## What you need to do
Restate the entries below verbatim.

▼▼▼

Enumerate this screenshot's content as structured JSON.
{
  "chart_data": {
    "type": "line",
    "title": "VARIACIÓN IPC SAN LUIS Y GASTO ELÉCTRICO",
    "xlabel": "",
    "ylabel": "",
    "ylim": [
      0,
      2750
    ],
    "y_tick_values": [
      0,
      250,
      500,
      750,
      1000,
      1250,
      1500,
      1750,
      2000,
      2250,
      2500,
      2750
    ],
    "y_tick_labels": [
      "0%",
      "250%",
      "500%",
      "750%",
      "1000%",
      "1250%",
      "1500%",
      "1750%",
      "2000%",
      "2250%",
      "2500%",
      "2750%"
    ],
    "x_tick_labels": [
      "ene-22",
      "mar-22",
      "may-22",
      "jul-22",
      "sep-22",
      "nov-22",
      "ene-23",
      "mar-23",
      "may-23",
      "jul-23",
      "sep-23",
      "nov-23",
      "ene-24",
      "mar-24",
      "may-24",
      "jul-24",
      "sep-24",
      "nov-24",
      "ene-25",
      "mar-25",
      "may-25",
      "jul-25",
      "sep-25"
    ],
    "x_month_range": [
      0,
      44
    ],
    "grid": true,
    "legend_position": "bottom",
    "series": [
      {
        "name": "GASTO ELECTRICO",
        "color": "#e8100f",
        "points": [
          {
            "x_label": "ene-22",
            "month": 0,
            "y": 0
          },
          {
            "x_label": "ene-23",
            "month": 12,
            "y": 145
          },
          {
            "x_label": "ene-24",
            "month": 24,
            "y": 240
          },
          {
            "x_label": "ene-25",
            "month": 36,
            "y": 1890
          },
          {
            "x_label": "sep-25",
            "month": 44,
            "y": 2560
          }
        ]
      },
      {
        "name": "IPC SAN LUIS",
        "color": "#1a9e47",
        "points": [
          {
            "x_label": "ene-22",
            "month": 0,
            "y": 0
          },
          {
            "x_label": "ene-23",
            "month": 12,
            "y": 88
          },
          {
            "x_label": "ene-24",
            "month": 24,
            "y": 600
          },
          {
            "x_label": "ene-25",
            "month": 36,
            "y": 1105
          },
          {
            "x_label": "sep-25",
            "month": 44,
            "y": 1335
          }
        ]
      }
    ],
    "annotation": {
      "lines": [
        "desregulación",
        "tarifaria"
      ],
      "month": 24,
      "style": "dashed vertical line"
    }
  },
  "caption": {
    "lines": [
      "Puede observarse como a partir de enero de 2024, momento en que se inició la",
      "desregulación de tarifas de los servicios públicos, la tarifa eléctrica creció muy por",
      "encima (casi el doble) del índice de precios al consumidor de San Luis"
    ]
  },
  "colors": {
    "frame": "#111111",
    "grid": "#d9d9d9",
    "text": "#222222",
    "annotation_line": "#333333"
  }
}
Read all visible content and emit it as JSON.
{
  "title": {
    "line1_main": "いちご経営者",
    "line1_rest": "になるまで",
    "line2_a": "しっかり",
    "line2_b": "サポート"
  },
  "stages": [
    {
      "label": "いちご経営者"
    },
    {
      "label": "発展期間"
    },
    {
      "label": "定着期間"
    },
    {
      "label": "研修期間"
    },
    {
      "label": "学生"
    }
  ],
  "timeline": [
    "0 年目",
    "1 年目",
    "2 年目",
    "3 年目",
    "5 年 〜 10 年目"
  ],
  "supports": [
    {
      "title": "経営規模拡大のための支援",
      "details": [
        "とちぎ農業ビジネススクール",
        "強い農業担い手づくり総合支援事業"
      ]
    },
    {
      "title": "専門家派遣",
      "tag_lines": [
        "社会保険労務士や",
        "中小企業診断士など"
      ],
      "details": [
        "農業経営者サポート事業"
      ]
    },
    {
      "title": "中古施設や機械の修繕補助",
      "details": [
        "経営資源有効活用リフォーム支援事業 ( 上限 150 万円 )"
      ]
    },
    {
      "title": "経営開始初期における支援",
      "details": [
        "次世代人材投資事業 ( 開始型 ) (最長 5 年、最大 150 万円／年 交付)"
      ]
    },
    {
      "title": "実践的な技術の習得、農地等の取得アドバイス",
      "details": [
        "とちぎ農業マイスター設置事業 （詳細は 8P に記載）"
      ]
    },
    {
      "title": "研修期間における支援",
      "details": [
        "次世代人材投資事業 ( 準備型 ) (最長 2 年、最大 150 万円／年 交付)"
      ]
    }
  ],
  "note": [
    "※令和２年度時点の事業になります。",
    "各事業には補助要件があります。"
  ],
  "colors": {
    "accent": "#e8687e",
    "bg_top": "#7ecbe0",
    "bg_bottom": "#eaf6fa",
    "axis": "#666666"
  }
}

▲▲▲

## Finished answer
Enumerate this screenshot's content as structured JSON.
{
  "chart_data": {
    "type": "line",
    "title": "VARIACIÓN IPC SAN LUIS Y GASTO ELÉCTRICO",
    "xlabel": "",
    "ylabel": "",
    "ylim": [
      0,
      2750
    ],
    "y_tick_values": [
      0,
      250,
      500,
      750,
      1000,
      1250,
      1500,
      1750,
      2000,
      2250,
      2500,
      2750
    ],
    "y_tick_labels": [
      "0%",
      "250%",
      "500%",
      "750%",
      "1000%",
      "1250%",
      "1500%",
      "1750%",
      "2000%",
      "2250%",
      "2500%",
      "2750%"
    ],
    "x_tick_labels": [
      "ene-22",
      "mar-22",
      "may-22",
      "jul-22",
      "sep-22",
      "nov-22",
      "ene-23",
      "mar-23",
      "may-23",
      "jul-23",
      "sep-23",
      "nov-23",
      "ene-24",
      "mar-24",
      "may-24",
      "jul-24",
      "sep-24",
      "nov-24",
      "ene-25",
      "mar-25",
      "may-25",
      "jul-25",
      "sep-25"
    ],
    "x_month_range": [
      0,
      44
    ],
    "grid": true,
    "legend_position": "bottom",
    "series": [
      {
        "name": "GASTO ELECTRICO",
        "color": "#e8100f",
        "points": [
          {
            "x_label": "ene-22",
            "month": 0,
            "y": 0
          },
          {
            "x_label": "ene-23",
            "month": 12,
            "y": 145
          },
          {
            "x_label": "ene-24",
            "month": 24,
            "y": 240
          },
          {
            "x_label": "ene-25",
            "month": 36,
            "y": 1890
          },
          {
            "x_label": "sep-25",
            "month": 44,
            "y": 2560
          }
        ]
      },
      {
        "name": "IPC SAN LUIS",
        "color": "#1a9e47",
        "points": [
          {
            "x_label": "ene-22",
            "month": 0,
            "y": 0
          },
          {
            "x_label": "ene-23",
            "month": 12,
            "y": 88
          },
          {
            "x_label": "ene-24",
            "month": 24,
            "y": 600
          },
          {
            "x_label": "ene-25",
            "month": 36,
            "y": 1105
          },
          {
            "x_label": "sep-25",
            "month": 44,
            "y": 1335
          }
        ]
      }
    ],
    "annotation": {
      "lines": [
        "desregulación",
        "tarifaria"
      ],
      "month": 24,
      "style": "dashed vertical line"
    }
  },
  "caption": {
    "lines": [
      "Puede observarse como a partir de enero de 2024, momento en que se inició la",
      "desregulación de tarifas de los servicios públicos, la tarifa eléctrica creció muy por",
      "encima (casi el doble) del índice de precios al consumidor de San Luis"
    ]
  },
  "colors": {
    "frame": "#111111",
    "grid": "#d9d9d9",
    "text": "#222222",
    "annotation_line": "#333333"
  }
}
Read all visible content and emit it as JSON.
{
  "title": {
    "line1_main": "いちご経営者",
    "line1_rest": "になるまで",
    "line2_a": "しっかり",
    "line2_b": "サポート"
  },
  "stages": [
    {
      "label": "いちご経営者"
    },
    {
      "label": "発展期間"
    },
    {
      "label": "定着期間"
    },
    {
      "label": "研修期間"
    },
    {
      "label": "学生"
    }
  ],
  "timeline": [
    "0 年目",
    "1 年目",
    "2 年目",
    "3 年目",
    "5 年 〜 10 年目"
  ],
  "supports": [
    {
      "title": "経営規模拡大のための支援",
      "details": [
        "とちぎ農業ビジネススクール",
        "強い農業担い手づくり総合支援事業"
      ]
    },
    {
      "title": "専門家派遣",
      "tag_lines": [
        "社会保険労務士や",
        "中小企業診断士など"
      ],
      "details": [
        "農業経営者サポート事業"
      ]
    },
    {
      "title": "中古施設や機械の修繕補助",
      "details": [
        "経営資源有効活用リフォーム支援事業 ( 上限 150 万円 )"
      ]
    },
    {
      "title": "経営開始初期における支援",
      "details": [
        "次世代人材投資事業 ( 開始型 ) (最長 5 年、最大 150 万円／年 交付)"
      ]
    },
    {
      "title": "実践的な技術の習得、農地等の取得アドバイス",
      "details": [
        "とちぎ農業マイスター設置事業 （詳細は 8P に記載）"
      ]
    },
    {
      "title": "研修期間における支援",
      "details": [
        "次世代人材投資事業 ( 準備型 ) (最長 2 年、最大 150 万円／年 交付)"
      ]
    }
  ],
  "note": [
    "※令和２年度時点の事業になります。",
    "各事業には補助要件があります。"
  ],
  "colors": {
    "accent": "#e8687e",
    "bg_top": "#7ecbe0",
    "bg_bottom": "#eaf6fa",
    "axis": "#666666"
  }
}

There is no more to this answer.